Exercise task ->
Return the full listing exactly as it is written.

Data shown ->
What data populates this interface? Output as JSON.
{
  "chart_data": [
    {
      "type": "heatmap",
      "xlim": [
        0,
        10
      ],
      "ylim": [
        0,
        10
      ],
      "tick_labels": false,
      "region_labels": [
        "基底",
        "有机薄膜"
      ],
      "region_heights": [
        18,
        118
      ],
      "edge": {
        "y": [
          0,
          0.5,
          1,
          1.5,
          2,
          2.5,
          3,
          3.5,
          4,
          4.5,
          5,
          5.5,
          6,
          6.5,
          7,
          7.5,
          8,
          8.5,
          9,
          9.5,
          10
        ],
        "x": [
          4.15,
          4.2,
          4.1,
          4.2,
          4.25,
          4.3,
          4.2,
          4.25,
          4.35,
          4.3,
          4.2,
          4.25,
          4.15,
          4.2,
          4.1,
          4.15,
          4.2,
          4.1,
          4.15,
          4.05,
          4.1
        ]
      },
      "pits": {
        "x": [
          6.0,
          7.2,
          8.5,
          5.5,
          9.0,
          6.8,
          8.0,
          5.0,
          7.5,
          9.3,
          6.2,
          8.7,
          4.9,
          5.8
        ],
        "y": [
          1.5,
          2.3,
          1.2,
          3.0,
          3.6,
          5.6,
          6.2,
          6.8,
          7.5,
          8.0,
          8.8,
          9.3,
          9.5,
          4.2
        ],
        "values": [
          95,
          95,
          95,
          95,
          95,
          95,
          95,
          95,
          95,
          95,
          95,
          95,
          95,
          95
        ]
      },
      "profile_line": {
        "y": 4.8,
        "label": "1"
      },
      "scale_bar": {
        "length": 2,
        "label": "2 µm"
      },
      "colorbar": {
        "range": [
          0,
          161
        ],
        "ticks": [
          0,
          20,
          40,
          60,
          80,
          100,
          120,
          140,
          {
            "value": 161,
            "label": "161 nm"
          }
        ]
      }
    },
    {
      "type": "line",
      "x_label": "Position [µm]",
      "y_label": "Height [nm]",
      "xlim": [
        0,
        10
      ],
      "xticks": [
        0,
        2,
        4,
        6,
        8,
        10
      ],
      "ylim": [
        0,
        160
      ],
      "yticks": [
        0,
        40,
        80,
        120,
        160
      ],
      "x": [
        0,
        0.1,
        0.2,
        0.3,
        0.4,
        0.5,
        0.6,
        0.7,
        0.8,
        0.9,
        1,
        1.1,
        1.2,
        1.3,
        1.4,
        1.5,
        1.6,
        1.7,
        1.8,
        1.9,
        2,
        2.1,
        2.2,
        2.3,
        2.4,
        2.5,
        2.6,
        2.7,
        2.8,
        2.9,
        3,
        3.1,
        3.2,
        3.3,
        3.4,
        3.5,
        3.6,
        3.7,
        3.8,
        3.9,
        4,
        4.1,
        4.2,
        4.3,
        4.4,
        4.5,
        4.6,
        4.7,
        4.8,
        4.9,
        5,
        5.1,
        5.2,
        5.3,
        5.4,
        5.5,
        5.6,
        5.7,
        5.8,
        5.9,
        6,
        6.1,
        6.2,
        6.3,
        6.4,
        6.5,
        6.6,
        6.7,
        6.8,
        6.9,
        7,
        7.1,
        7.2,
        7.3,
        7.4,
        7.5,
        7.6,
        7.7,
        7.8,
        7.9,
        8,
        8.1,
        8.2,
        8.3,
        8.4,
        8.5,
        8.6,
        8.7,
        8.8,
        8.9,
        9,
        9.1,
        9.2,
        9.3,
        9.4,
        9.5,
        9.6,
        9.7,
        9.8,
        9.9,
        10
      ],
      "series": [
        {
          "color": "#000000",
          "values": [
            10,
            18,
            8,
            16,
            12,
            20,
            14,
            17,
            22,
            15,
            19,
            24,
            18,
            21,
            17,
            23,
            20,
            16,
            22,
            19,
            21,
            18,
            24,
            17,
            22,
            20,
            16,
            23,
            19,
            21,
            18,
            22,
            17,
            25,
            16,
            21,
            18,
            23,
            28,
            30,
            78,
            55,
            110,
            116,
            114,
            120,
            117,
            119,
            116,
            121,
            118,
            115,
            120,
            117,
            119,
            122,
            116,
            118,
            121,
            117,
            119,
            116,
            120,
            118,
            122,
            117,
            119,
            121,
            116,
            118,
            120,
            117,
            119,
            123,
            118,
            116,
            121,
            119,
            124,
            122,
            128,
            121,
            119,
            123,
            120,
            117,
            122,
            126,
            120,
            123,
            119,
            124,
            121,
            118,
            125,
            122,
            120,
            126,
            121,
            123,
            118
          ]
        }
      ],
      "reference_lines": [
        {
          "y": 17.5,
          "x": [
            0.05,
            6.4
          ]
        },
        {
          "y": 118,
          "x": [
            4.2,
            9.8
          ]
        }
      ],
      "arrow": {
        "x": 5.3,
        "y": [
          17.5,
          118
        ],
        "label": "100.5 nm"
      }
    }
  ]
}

Final result ->
What data populates this interface? Output as JSON.
{
  "chart_data": [
    {
      "type": "heatmap",
      "xlim": [
        0,
        10
      ],
      "ylim": [
        0,
        10
      ],
      "tick_labels": false,
      "region_labels": [
        "基底",
        "有机薄膜"
      ],
      "region_heights": [
        18,
        118
      ],
      "edge": {
        "y": [
          0,
          0.5,
          1,
          1.5,
          2,
          2.5,
          3,
          3.5,
          4,
          4.5,
          5,
          5.5,
          6,
          6.5,
          7,
          7.5,
          8,
          8.5,
          9,
          9.5,
          10
        ],
        "x": [
          4.15,
          4.2,
          4.1,
          4.2,
          4.25,
          4.3,
          4.2,
          4.25,
          4.35,
          4.3,
          4.2,
          4.25,
          4.15,
          4.2,
          4.1,
          4.15,
          4.2,
          4.1,
          4.15,
          4.05,
          4.1
        ]
      },
      "pits": {
        "x": [
          6.0,
          7.2,
          8.5,
          5.5,
          9.0,
          6.8,
          8.0,
          5.0,
          7.5,
          9.3,
          6.2,
          8.7,
          4.9,
          5.8
        ],
        "y": [
          1.5,
          2.3,
          1.2,
          3.0,
          3.6,
          5.6,
          6.2,
          6.8,
          7.5,
          8.0,
          8.8,
          9.3,
          9.5,
          4.2
        ],
        "values": [
          95,
          95,
          95,
          95,
          95,
          95,
          95,
          95,
          95,
          95,
          95,
          95,
          95,
          95
        ]
      },
      "profile_line": {
        "y": 4.8,
        "label": "1"
      },
      "scale_bar": {
        "length": 2,
        "label": "2 µm"
      },
      "colorbar": {
        "range": [
          0,
          161
        ],
        "ticks": [
          0,
          20,
          40,
          60,
          80,
          100,
          120,
          140,
          {
            "value": 161,
            "label": "161 nm"
          }
        ]
      }
    },
    {
      "type": "line",
      "x_label": "Position [µm]",
      "y_label": "Height [nm]",
      "xlim": [
        0,
        10
      ],
      "xticks": [
        0,
        2,
        4,
        6,
        8,
        10
      ],
      "ylim": [
        0,
        160
      ],
      "yticks": [
        0,
        40,
        80,
        120,
        160
      ],
      "x": [
        0,
        0.1,
        0.2,
        0.3,
        0.4,
        0.5,
        0.6,
        0.7,
        0.8,
        0.9,
        1,
        1.1,
        1.2,
        1.3,
        1.4,
        1.5,
        1.6,
        1.7,
        1.8,
        1.9,
        2,
        2.1,
        2.2,
        2.3,
        2.4,
        2.5,
        2.6,
        2.7,
        2.8,
        2.9,
        3,
        3.1,
        3.2,
        3.3,
        3.4,
        3.5,
        3.6,
        3.7,
        3.8,
        3.9,
        4,
        4.1,
        4.2,
        4.3,
        4.4,
        4.5,
        4.6,
        4.7,
        4.8,
        4.9,
        5,
        5.1,
        5.2,
        5.3,
        5.4,
        5.5,
        5.6,
        5.7,
        5.8,
        5.9,
        6,
        6.1,
        6.2,
        6.3,
        6.4,
        6.5,
        6.6,
        6.7,
        6.8,
        6.9,
        7,
        7.1,
        7.2,
        7.3,
        7.4,
        7.5,
        7.6,
        7.7,
        7.8,
        7.9,
        8,
        8.1,
        8.2,
        8.3,
        8.4,
        8.5,
        8.6,
        8.7,
        8.8,
        8.9,
        9,
        9.1,
        9.2,
        9.3,
        9.4,
        9.5,
        9.6,
        9.7,
        9.8,
        9.9,
        10
      ],
      "series": [
        {
          "color": "#000000",
          "values": [
            10,
            18,
            8,
            16,
            12,
            20,
            14,
            17,
            22,
            15,
            19,
            24,
            18,
            21,
            17,
            23,
            20,
            16,
            22,
            19,
            21,
            18,
            24,
            17,
            22,
            20,
            16,
            23,
            19,
            21,
            18,
            22,
            17,
            25,
            16,
            21,
            18,
            23,
            28,
            30,
            78,
            55,
            110,
            116,
            114,
            120,
            117,
            119,
            116,
            121,
            118,
            115,
            120,
            117,
            119,
            122,
            116,
            118,
            121,
            117,
            119,
            116,
            120,
            118,
            122,
            117,
            119,
            121,
            116,
            118,
            120,
            117,
            119,
            123,
            118,
            116,
            121,
            119,
            124,
            122,
            128,
            121,
            119,
            123,
            120,
            117,
            122,
            126,
            120,
            123,
            119,
            124,
            121,
            118,
            125,
            122,
            120,
            126,
            121,
            123,
            118
          ]
        }
      ],
      "reference_lines": [
        {
          "y": 17.5,
          "x": [
            0.05,
            6.4
          ]
        },
        {
          "y": 118,
          "x": [
            4.2,
            9.8
          ]
        }
      ],
      "arrow": {
        "x": 5.3,
        "y": [
          17.5,
          118
        ],
        "label": "100.5 nm"
      }
    }
  ]
}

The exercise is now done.